Excerpted passage:
'''

That was quite long, but I hope it will give you some options. Take care and PLAY! NO MATTER WHAT!


----------



## Michael122

First, want this.
It is very important that you REALLY want this.
Second, you have to want it for you.
Not because Mom's pressuring you, not for your Aunt Martha, not for someone you loved that played and may have gone out of your life, and not for someone you want to impress.
You have to want it for you.
If you don't REALLY want it, you'll end up abandoning it.
And know this, it's easy in the beginning, then it gets hard.
And, it will come to take 3 hours a day, at minimum, to become competent and may take months to learn a single piece and another month to polish it. 
If this hasn't scared you off and assuming you have a piano or a keyboard or access to either, recommend you get the first book in the Alfred’s all in one piano course and start practicing. 
If you don't know where you're going, any road will get you there.
All you gotta' do is, get on one.


----------



## Brazing

Start with youtube or find some free lessons online. You can start from there.


----------



## JackRance

I don't think like this. If you want to learn piano, you must take lessons by a real teacher and not online. This is the only way


----------



## progmatist

JackRance said:


> I don't think like this. If you want to learn piano, you must take lessons by a real teacher and not online. This is the only way


That depends on whether one is able to identify one's own bad technique, and take steps to correct it. Not being able to will indeed lead to bad habits.


----------



## Rogerx

JackRance said:


> I don't think like this. If you want to learn piano, you must take lessons by a real teacher and not online. This is the only way


Precisely. One has to learn and practice till your fingers begging for rest.


----------

'''

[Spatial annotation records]

'''

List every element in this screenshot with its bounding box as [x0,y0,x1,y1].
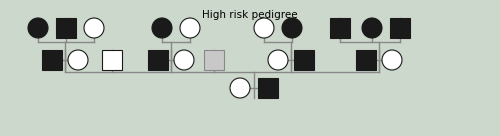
Circle shape [180,18,200,38]
Bar [148,50,168,70]
Circle shape [268,50,288,70]
Bar [356,50,376,70]
Circle shape [84,18,104,38]
Circle shape [230,78,250,98]
Circle shape [68,50,88,70]
Bar [42,50,62,70]
Bar [294,50,314,70]
Circle shape [382,50,402,70]
Circle shape [282,18,302,38]
Bar [204,50,224,70]
Circle shape [28,18,48,38]
Bar [330,18,350,38]
Circle shape [174,50,194,70]
Text: High risk pedigree: High risk pedigree [202,10,298,20]
Circle shape [152,18,172,38]
Bar [390,18,410,38]
Bar [102,50,122,70]
Bar [258,78,278,98]
Circle shape [362,18,382,38]
Bar [56,18,76,38]
Circle shape [254,18,274,38]
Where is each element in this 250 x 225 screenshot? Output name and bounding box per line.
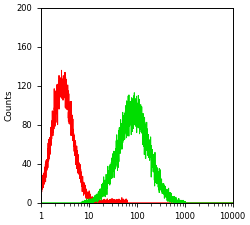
Y-axis label: Counts: Counts	[4, 90, 13, 121]
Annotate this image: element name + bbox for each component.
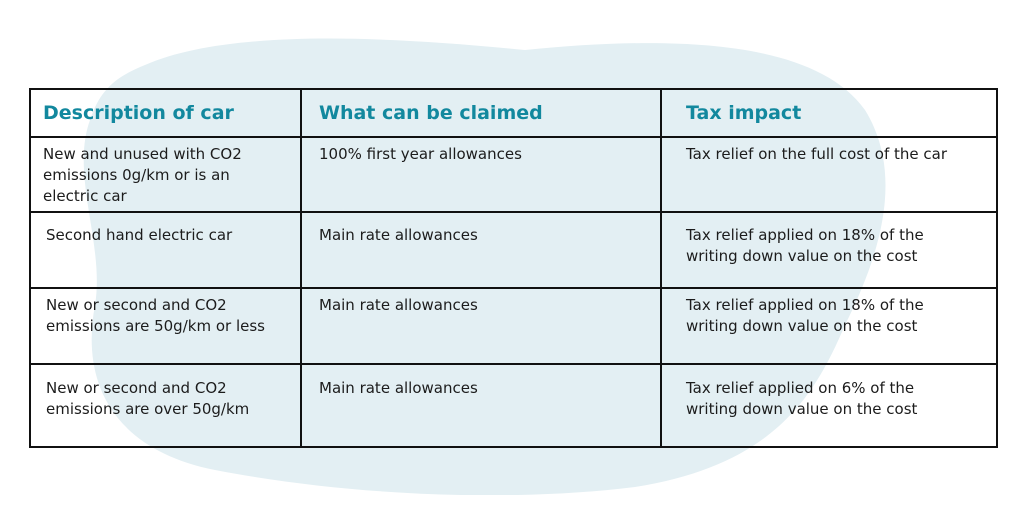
header-description: Description of car [29,88,302,138]
cell-claim: Main rate allowances [300,287,662,365]
cell-description: New or second and CO2 emissions are 50g/… [29,287,302,365]
table-row: New and unused with CO2 emissions 0g/km … [29,136,998,213]
cell-description: Second hand electric car [29,211,302,289]
table-row: Second hand electric car Main rate allow… [29,211,998,289]
cell-impact: Tax relief applied on 18% of the writing… [660,287,998,365]
cell-description: New or second and CO2 emissions are over… [29,363,302,448]
cell-impact: Tax relief on the full cost of the car [660,136,998,213]
cell-claim: Main rate allowances [300,211,662,289]
cell-impact: Tax relief applied on 18% of the writing… [660,211,998,289]
cell-description: New and unused with CO2 emissions 0g/km … [29,136,302,213]
header-claim: What can be claimed [300,88,662,138]
table-row: New or second and CO2 emissions are 50g/… [29,287,998,365]
cell-claim: Main rate allowances [300,363,662,448]
table-header-row: Description of car What can be claimed T… [29,88,998,138]
header-impact: Tax impact [660,88,998,138]
car-tax-table: Description of car What can be claimed T… [29,88,998,448]
table-row: New or second and CO2 emissions are over… [29,363,998,448]
cell-claim: 100% first year allowances [300,136,662,213]
cell-impact: Tax relief applied on 6% of the writing … [660,363,998,448]
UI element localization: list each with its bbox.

'''

Problems:
• 1. According to the piano-learning thread, how much daily practice does Michael122 say it will come to take to become competent?
• 2. From the records, copy everything from the line containing "header-description: Description of" down to the line containing "cell-description: New and", including both of those lines.

Answers for the exercise:
• 1. At least 3 hours a day.

• 2.
header-description: Description of car [29,88,302,138]
cell-claim: Main rate allowances [300,287,662,365]
cell-description: New or second and CO2 emissions are 50g/… [29,287,302,365]
table-row: New and unused with CO2 emissions 0g/km … [29,136,998,213]
cell-description: Second hand electric car [29,211,302,289]
table-row: Second hand electric car Main rate allow… [29,211,998,289]
cell-impact: Tax relief applied on 18% of the writing… [660,287,998,365]
cell-description: New or second and CO2 emissions are over… [29,363,302,448]
cell-impact: Tax relief on the full cost of the car [660,136,998,213]
cell-claim: Main rate allowances [300,211,662,289]
cell-impact: Tax relief applied on 18% of the writing… [660,211,998,289]
cell-description: New and unused with CO2 emissions 0g/km … [29,136,302,213]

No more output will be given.